> [WORK REQUIRED] Pictures stay out of the copy; restate everything else in the material exactly.
=-=-=-=-=
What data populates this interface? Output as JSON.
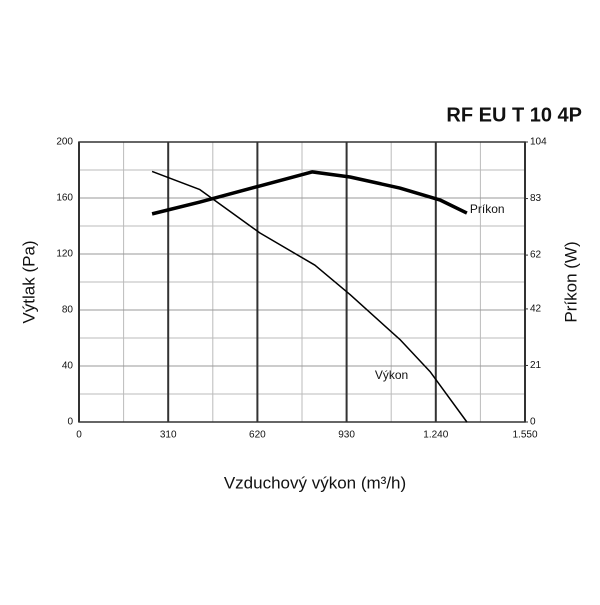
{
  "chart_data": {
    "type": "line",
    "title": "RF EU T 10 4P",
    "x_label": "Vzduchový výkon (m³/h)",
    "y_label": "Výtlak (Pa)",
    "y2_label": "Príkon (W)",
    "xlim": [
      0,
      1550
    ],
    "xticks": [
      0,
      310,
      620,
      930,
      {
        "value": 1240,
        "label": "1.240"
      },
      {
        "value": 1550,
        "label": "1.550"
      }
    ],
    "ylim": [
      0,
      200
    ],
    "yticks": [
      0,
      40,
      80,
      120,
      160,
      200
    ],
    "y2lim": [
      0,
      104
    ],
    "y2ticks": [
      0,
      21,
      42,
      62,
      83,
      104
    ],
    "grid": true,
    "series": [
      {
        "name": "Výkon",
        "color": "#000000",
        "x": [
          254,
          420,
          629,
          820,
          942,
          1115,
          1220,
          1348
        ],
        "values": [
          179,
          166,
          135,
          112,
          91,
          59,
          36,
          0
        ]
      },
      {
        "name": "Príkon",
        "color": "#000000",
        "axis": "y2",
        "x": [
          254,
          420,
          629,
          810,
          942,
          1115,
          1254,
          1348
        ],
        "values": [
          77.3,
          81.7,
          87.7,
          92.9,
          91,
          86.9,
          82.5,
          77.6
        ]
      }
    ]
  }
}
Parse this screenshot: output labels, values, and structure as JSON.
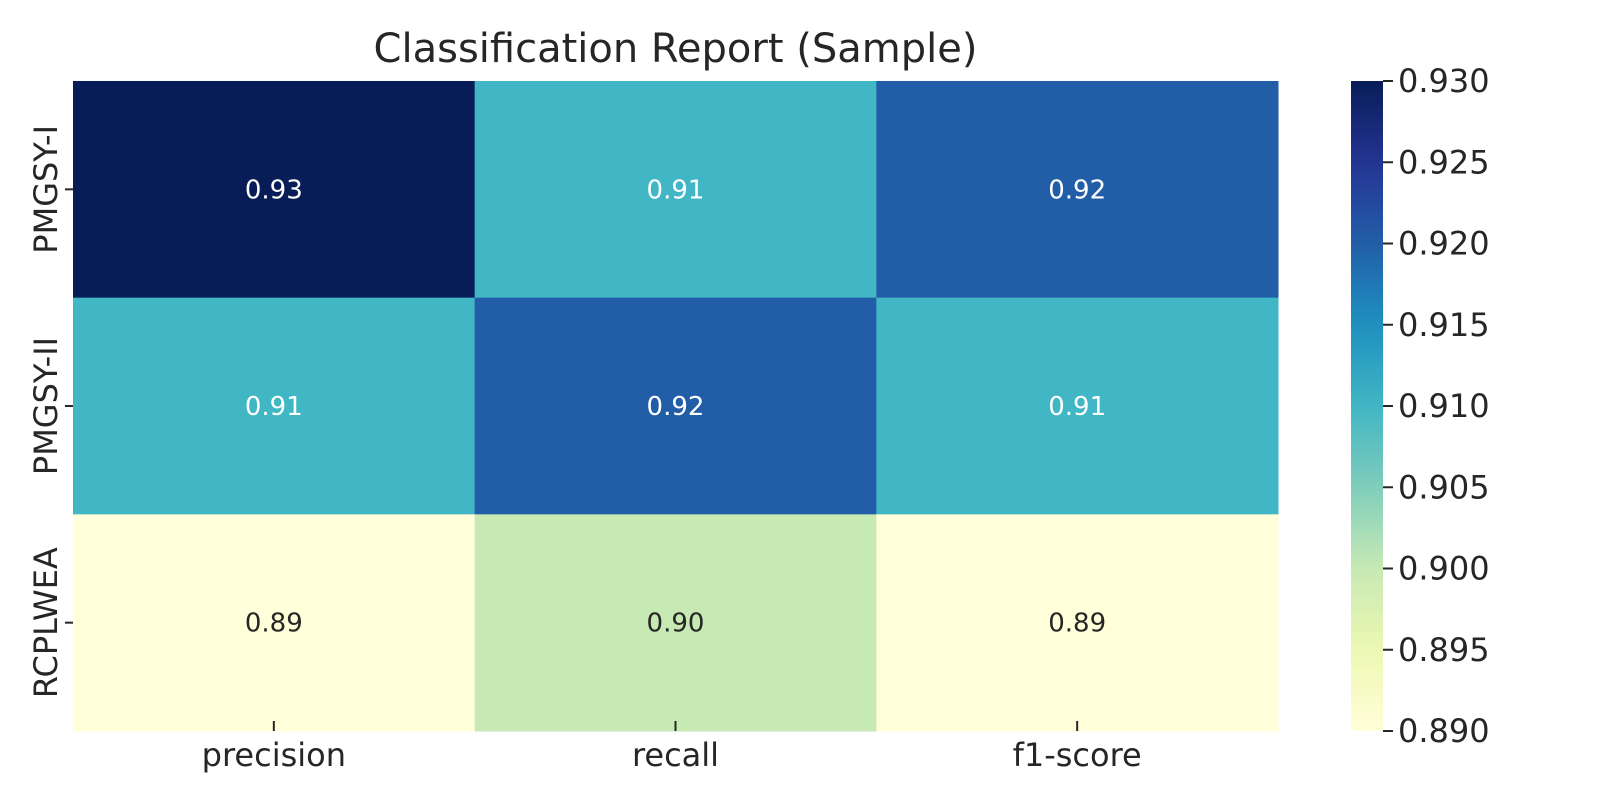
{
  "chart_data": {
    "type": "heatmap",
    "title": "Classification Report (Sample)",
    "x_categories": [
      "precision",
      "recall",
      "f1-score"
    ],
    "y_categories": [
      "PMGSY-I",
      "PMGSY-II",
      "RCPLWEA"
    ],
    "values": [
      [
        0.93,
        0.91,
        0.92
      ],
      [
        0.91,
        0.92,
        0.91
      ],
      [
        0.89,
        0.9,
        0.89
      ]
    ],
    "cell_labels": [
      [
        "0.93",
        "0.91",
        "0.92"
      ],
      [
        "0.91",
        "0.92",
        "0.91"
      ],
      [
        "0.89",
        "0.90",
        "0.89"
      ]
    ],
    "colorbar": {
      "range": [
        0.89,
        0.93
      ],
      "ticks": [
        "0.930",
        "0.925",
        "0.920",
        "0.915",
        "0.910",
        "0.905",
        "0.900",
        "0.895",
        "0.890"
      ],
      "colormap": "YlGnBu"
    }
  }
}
=-=-=-=-=
> [TASK RESULT]
What data populates this interface? Output as JSON.
{
  "chart_data": {
    "type": "line",
    "title": "RF EU T 10 4P",
    "x_label": "Vzduchový výkon (m³/h)",
    "y_label": "Výtlak (Pa)",
    "y2_label": "Príkon (W)",
    "xlim": [
      0,
      1550
    ],
    "xticks": [
      0,
      310,
      620,
      930,
      {
        "value": 1240,
        "label": "1.240"
      },
      {
        "value": 1550,
        "label": "1.550"
      }
    ],
    "ylim": [
      0,
      200
    ],
    "yticks": [
      0,
      40,
      80,
      120,
      160,
      200
    ],
    "y2lim": [
      0,
      104
    ],
    "y2ticks": [
      0,
      21,
      42,
      62,
      83,
      104
    ],
    "grid": true,
    "series": [
      {
        "name": "Výkon",
        "color": "#000000",
        "x": [
          254,
          420,
          629,
          820,
          942,
          1115,
          1220,
          1348
        ],
        "values": [
          179,
          166,
          135,
          112,
          91,
          59,
          36,
          0
        ]
      },
      {
        "name": "Príkon",
        "color": "#000000",
        "axis": "y2",
        "x": [
          254,
          420,
          629,
          810,
          942,
          1115,
          1254,
          1348
        ],
        "values": [
          77.3,
          81.7,
          87.7,
          92.9,
          91,
          86.9,
          82.5,
          77.6
        ]
      }
    ]
  }
}
Parse this screenshot: output labels, values, and structure as JSON.
{
  "chart_data": {
    "type": "heatmap",
    "title": "Classification Report (Sample)",
    "x_categories": [
      "precision",
      "recall",
      "f1-score"
    ],
    "y_categories": [
      "PMGSY-I",
      "PMGSY-II",
      "RCPLWEA"
    ],
    "values": [
      [
        0.93,
        0.91,
        0.92
      ],
      [
        0.91,
        0.92,
        0.91
      ],
      [
        0.89,
        0.9,
        0.89
      ]
    ],
    "cell_labels": [
      [
        "0.93",
        "0.91",
        "0.92"
      ],
      [
        "0.91",
        "0.92",
        "0.91"
      ],
      [
        "0.89",
        "0.90",
        "0.89"
      ]
    ],
    "colorbar": {
      "range": [
        0.89,
        0.93
      ],
      "ticks": [
        "0.930",
        "0.925",
        "0.920",
        "0.915",
        "0.910",
        "0.905",
        "0.900",
        "0.895",
        "0.890"
      ],
      "colormap": "YlGnBu"
    }
  }
}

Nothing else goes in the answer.